>>>>>

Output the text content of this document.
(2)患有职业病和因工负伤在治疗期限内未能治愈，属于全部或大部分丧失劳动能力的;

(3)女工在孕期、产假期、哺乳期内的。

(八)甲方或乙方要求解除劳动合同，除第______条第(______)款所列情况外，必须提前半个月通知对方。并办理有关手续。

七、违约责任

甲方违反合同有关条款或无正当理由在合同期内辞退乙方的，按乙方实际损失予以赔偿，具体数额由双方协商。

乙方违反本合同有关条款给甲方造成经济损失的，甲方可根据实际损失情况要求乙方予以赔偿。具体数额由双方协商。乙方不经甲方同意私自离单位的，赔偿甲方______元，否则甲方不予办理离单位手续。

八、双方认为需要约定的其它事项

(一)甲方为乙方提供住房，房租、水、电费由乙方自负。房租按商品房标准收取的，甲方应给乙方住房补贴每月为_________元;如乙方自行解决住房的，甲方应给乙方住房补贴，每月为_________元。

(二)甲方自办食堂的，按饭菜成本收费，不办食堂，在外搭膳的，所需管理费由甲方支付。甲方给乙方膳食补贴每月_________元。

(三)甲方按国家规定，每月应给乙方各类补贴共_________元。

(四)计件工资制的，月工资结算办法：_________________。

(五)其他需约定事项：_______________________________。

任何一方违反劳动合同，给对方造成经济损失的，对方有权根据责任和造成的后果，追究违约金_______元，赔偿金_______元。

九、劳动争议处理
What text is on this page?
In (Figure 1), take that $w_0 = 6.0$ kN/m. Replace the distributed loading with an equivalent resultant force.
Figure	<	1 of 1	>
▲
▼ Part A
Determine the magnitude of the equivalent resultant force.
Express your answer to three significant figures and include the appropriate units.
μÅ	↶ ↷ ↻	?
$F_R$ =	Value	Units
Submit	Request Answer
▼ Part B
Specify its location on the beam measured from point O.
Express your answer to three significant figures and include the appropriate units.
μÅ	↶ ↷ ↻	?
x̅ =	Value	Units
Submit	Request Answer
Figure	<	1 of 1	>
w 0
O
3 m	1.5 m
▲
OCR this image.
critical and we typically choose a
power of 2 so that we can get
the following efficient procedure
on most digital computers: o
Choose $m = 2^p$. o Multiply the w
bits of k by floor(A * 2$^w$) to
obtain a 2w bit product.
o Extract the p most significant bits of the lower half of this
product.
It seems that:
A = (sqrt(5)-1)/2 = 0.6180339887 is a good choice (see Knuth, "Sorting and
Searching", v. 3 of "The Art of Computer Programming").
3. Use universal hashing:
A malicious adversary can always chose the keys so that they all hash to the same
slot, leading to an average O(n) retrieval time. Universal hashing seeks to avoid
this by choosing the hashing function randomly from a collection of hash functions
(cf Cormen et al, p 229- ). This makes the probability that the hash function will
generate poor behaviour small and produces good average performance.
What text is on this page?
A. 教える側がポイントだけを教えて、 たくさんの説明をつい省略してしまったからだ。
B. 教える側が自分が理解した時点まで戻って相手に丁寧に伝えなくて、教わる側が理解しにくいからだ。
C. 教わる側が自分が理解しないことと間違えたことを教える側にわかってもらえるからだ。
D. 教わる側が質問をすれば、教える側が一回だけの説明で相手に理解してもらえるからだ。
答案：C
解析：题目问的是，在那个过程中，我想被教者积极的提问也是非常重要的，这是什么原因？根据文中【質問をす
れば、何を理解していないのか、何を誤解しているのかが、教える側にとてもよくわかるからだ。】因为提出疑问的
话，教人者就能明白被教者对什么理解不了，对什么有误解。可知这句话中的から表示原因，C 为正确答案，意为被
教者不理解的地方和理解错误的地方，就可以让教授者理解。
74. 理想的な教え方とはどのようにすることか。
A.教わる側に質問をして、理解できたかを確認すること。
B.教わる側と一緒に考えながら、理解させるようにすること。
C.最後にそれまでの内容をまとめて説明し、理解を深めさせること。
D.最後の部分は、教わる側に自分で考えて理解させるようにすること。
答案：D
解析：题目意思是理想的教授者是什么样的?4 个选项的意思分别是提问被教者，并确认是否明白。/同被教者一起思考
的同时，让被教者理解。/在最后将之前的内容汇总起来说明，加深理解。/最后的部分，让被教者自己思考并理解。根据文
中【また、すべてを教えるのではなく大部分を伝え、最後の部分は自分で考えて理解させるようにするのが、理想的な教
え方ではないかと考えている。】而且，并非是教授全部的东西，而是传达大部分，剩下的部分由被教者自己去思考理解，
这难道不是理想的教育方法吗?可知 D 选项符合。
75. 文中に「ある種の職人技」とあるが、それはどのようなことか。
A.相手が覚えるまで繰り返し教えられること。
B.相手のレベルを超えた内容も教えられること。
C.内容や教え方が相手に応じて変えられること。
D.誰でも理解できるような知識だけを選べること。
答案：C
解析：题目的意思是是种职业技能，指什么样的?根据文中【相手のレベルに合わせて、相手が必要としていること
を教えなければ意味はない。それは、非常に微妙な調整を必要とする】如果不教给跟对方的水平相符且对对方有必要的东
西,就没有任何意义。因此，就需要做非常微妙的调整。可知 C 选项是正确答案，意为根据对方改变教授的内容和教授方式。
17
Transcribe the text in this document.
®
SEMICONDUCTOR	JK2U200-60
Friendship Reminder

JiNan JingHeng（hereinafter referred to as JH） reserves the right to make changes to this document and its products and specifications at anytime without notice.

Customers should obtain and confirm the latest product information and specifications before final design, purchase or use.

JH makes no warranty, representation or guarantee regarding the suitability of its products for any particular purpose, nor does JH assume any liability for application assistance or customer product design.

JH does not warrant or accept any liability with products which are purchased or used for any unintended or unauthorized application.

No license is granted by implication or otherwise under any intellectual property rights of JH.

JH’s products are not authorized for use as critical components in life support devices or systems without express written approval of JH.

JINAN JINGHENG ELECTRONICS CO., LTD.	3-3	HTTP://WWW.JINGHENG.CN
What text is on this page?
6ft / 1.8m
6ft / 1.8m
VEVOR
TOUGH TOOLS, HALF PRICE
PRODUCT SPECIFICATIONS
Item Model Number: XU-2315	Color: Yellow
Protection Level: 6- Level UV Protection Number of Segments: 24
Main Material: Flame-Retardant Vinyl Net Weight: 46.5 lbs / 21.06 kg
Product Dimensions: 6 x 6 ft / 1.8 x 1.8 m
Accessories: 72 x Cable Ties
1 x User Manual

<<<<<

▶ [Problem requirements]:
Pull out every line above that holds the word "critical".

▶ [Solution below]:
critical and we typically choose a
JH’s products are not authorized for use as critical components in life support devices or systems without express written approval of JH.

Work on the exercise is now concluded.